(Dataset rows)

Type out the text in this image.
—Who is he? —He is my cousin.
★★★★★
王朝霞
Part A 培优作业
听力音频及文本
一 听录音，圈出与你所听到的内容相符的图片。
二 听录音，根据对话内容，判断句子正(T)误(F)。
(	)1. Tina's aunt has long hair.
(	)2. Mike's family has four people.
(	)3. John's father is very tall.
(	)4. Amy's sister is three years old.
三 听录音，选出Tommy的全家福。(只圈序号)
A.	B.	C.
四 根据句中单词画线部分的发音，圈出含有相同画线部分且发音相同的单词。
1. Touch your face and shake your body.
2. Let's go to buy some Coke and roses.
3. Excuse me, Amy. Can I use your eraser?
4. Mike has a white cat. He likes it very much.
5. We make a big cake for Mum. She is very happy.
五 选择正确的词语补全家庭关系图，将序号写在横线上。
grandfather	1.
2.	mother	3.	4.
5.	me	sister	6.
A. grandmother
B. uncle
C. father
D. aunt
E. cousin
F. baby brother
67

▸ Given task:
Write out the material exactly as given.

▸ Task result:
Type out the text in this image.
—Who is he? —He is my cousin.
★★★★★
王朝霞
Part A 培优作业
听力音频及文本
一 听录音，圈出与你所听到的内容相符的图片。
二 听录音，根据对话内容，判断句子正(T)误(F)。
(	)1. Tina's aunt has long hair.
(	)2. Mike's family has four people.
(	)3. John's father is very tall.
(	)4. Amy's sister is three years old.
三 听录音，选出Tommy的全家福。(只圈序号)
A.	B.	C.
四 根据句中单词画线部分的发音，圈出含有相同画线部分且发音相同的单词。
1. Touch your face and shake your body.
2. Let's go to buy some Coke and roses.
3. Excuse me, Amy. Can I use your eraser?
4. Mike has a white cat. He likes it very much.
5. We make a big cake for Mum. She is very happy.
五 选择正确的词语补全家庭关系图，将序号写在横线上。
grandfather	1.
2.	mother	3.	4.
5.	me	sister	6.
A. grandmother
B. uncle
C. father
D. aunt
E. cousin
F. baby brother
67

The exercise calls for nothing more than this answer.